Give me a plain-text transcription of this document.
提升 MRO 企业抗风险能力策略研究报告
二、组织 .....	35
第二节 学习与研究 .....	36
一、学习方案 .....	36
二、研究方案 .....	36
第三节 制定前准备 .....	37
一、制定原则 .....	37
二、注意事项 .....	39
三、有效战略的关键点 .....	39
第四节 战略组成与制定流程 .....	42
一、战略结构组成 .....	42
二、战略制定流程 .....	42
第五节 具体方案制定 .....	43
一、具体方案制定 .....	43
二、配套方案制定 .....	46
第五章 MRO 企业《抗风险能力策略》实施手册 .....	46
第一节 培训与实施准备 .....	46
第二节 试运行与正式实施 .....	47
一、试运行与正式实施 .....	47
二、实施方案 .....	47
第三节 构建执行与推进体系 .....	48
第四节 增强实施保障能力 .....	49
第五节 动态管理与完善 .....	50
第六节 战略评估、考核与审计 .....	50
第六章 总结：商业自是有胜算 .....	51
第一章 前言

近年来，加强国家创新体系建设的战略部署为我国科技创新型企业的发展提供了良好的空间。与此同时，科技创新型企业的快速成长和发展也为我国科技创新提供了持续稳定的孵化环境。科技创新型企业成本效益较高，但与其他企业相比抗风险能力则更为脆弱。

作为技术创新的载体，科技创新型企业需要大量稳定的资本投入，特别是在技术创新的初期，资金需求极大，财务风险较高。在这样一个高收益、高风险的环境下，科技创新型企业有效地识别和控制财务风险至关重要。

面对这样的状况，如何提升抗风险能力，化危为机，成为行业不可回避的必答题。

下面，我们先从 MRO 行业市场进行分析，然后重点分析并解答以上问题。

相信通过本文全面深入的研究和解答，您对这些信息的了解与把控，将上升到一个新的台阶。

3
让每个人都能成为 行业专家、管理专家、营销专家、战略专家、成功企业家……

Written exercise:
Output each entry precisely as given.

Exercise output:
Give me a plain-text transcription of this document.
提升 MRO 企业抗风险能力策略研究报告
二、组织 .....	35
第二节 学习与研究 .....	36
一、学习方案 .....	36
二、研究方案 .....	36
第三节 制定前准备 .....	37
一、制定原则 .....	37
二、注意事项 .....	39
三、有效战略的关键点 .....	39
第四节 战略组成与制定流程 .....	42
一、战略结构组成 .....	42
二、战略制定流程 .....	42
第五节 具体方案制定 .....	43
一、具体方案制定 .....	43
二、配套方案制定 .....	46
第五章 MRO 企业《抗风险能力策略》实施手册 .....	46
第一节 培训与实施准备 .....	46
第二节 试运行与正式实施 .....	47
一、试运行与正式实施 .....	47
二、实施方案 .....	47
第三节 构建执行与推进体系 .....	48
第四节 增强实施保障能力 .....	49
第五节 动态管理与完善 .....	50
第六节 战略评估、考核与审计 .....	50
第六章 总结：商业自是有胜算 .....	51
第一章 前言

近年来，加强国家创新体系建设的战略部署为我国科技创新型企业的发展提供了良好的空间。与此同时，科技创新型企业的快速成长和发展也为我国科技创新提供了持续稳定的孵化环境。科技创新型企业成本效益较高，但与其他企业相比抗风险能力则更为脆弱。

作为技术创新的载体，科技创新型企业需要大量稳定的资本投入，特别是在技术创新的初期，资金需求极大，财务风险较高。在这样一个高收益、高风险的环境下，科技创新型企业有效地识别和控制财务风险至关重要。

面对这样的状况，如何提升抗风险能力，化危为机，成为行业不可回避的必答题。

下面，我们先从 MRO 行业市场进行分析，然后重点分析并解答以上问题。

相信通过本文全面深入的研究和解答，您对这些信息的了解与把控，将上升到一个新的台阶。

3
让每个人都能成为 行业专家、管理专家、营销专家、战略专家、成功企业家……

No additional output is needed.